───── Data entries ─────

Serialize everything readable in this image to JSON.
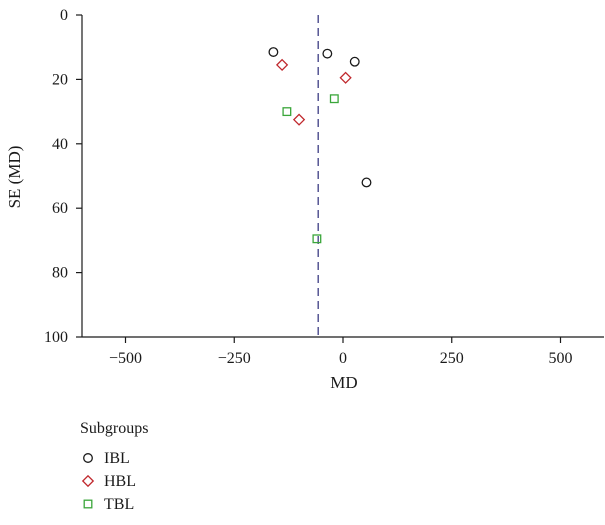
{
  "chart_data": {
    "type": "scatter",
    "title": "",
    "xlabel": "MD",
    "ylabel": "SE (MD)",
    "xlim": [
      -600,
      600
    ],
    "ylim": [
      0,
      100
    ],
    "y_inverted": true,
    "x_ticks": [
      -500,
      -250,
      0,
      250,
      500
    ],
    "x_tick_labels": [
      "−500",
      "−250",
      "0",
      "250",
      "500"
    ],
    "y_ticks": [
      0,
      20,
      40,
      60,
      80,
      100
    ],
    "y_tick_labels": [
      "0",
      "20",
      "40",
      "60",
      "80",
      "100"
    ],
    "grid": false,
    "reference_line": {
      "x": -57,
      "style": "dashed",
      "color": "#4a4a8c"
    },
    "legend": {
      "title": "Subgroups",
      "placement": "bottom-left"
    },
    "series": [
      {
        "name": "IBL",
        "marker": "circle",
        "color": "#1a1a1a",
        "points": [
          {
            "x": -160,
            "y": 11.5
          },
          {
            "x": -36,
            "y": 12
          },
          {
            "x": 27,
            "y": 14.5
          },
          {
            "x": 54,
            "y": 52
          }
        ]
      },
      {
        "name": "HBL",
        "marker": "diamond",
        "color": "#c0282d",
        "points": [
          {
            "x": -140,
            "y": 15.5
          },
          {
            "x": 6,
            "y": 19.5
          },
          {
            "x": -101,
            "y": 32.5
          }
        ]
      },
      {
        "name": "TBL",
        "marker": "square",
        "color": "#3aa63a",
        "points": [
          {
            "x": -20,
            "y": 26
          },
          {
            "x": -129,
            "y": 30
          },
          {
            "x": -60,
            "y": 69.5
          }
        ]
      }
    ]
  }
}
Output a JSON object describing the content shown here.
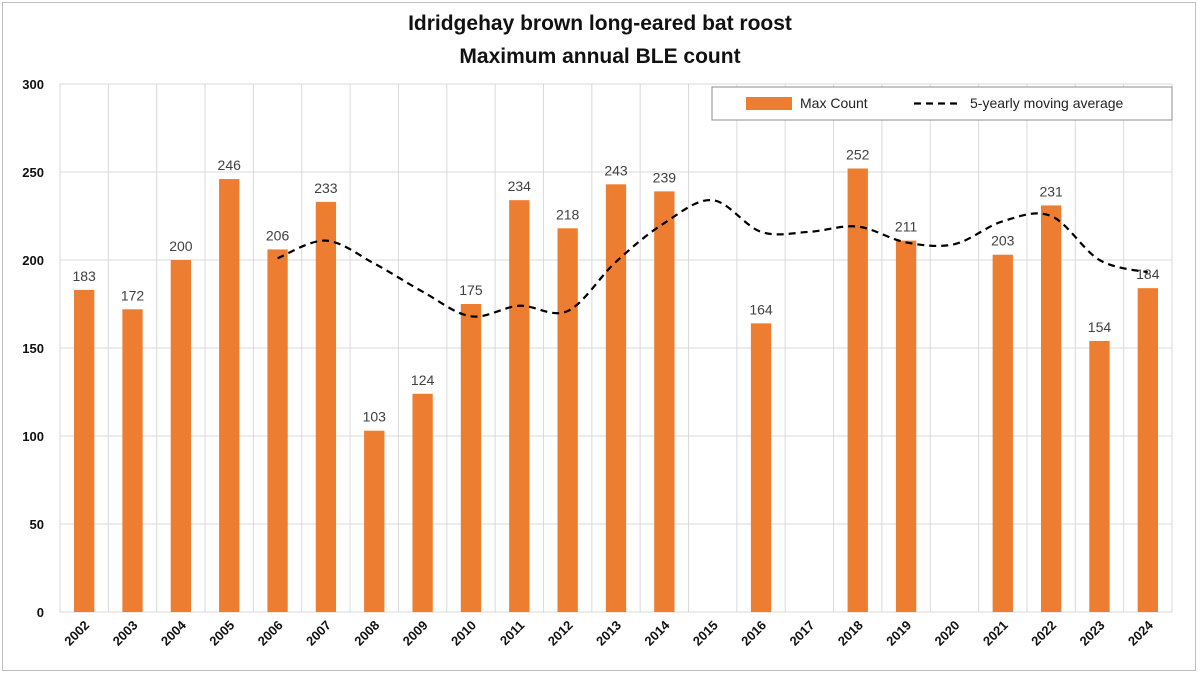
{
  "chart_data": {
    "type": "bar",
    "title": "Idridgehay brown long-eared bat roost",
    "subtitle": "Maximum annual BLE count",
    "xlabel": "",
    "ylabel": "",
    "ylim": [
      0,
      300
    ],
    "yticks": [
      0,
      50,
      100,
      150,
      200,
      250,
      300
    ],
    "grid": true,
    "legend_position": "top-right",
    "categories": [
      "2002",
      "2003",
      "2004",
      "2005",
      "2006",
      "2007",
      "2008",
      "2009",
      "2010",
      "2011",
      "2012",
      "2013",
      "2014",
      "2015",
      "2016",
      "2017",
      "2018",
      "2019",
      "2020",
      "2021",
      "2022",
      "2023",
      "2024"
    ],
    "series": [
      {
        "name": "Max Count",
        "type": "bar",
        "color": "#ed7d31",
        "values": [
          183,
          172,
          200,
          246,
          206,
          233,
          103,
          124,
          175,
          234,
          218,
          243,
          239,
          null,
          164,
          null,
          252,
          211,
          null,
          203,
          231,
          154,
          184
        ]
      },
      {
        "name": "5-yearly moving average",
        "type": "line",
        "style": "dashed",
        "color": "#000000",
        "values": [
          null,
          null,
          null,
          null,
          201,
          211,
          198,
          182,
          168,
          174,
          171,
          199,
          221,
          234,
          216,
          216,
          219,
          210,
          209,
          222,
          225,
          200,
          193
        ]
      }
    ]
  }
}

─────

== Set exercise ==
From the material, report only how many lines include the word "type".

== Full response ==
4